Pick out each line containing the string "percentage".

Saved data entries
▬▬▬▬▬▬
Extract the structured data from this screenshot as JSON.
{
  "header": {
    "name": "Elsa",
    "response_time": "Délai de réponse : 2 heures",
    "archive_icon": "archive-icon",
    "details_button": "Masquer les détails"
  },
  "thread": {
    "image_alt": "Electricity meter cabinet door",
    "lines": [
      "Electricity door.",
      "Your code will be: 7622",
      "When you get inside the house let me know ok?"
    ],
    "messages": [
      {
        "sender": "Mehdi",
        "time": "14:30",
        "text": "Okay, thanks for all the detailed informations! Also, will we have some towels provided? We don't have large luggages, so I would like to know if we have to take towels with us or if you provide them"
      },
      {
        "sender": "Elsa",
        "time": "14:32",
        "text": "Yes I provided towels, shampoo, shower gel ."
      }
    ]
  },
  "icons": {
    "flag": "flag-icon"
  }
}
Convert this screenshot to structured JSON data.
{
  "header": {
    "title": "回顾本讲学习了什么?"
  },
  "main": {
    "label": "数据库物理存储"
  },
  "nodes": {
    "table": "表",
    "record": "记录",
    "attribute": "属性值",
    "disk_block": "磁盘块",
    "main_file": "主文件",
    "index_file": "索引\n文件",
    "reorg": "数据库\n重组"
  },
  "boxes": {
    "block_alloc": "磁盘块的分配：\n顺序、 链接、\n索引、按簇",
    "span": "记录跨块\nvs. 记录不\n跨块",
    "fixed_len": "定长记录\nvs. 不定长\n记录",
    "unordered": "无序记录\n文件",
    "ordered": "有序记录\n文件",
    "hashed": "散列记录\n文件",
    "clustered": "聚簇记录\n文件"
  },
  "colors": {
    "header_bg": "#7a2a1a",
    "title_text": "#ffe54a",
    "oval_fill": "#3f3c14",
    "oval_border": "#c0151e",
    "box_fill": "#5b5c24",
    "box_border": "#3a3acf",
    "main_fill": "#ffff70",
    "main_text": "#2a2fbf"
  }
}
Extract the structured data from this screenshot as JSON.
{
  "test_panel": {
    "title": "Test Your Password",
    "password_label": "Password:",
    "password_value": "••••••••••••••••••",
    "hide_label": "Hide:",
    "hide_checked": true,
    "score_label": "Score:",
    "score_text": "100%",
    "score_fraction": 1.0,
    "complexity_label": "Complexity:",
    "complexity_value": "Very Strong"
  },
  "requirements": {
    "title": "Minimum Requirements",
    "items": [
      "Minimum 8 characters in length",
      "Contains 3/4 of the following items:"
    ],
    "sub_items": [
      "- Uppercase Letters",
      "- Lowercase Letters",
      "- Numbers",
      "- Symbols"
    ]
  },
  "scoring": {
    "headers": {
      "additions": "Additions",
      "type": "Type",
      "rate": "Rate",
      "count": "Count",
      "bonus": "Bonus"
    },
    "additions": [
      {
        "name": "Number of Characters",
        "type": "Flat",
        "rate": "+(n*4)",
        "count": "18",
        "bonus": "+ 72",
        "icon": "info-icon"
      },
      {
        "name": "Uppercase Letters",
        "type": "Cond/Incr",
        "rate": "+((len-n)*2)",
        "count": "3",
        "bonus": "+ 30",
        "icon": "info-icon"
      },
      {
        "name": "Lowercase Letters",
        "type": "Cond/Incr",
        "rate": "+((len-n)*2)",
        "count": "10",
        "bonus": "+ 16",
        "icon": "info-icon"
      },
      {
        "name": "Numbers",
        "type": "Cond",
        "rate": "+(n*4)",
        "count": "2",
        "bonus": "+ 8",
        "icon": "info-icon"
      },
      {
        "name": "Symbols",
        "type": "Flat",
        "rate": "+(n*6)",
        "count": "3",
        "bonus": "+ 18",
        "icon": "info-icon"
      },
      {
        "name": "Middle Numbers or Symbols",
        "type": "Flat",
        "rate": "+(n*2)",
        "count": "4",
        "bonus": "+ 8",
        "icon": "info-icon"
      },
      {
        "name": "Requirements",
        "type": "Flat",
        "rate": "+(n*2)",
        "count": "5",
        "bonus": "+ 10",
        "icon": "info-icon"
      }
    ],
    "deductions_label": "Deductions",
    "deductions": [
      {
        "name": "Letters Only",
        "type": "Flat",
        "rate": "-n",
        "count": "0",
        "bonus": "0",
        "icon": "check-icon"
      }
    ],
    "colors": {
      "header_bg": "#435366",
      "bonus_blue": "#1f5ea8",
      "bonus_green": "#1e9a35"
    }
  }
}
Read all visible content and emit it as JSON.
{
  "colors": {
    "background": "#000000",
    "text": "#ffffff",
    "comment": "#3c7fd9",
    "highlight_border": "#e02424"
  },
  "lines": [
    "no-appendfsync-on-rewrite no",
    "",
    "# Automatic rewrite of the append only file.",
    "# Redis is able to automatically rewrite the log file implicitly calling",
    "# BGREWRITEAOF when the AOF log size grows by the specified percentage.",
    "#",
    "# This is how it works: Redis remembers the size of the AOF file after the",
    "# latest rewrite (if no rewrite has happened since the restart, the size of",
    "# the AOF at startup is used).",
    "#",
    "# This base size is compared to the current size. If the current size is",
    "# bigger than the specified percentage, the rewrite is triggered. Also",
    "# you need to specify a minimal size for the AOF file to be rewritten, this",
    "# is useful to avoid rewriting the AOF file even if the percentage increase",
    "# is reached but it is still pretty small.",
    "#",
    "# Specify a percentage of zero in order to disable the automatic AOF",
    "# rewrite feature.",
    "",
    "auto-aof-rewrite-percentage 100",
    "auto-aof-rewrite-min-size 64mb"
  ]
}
▬▬▬▬▬▬
_Finished task_
    "# BGREWRITEAOF when the AOF log size grows by the specified percentage.",
    "# bigger than the specified percentage, the rewrite is triggered. Also",
    "# is useful to avoid rewriting the AOF file even if the percentage increase",
    "# Specify a percentage of zero in order to disable the automatic AOF",
    "auto-aof-rewrite-percentage 100",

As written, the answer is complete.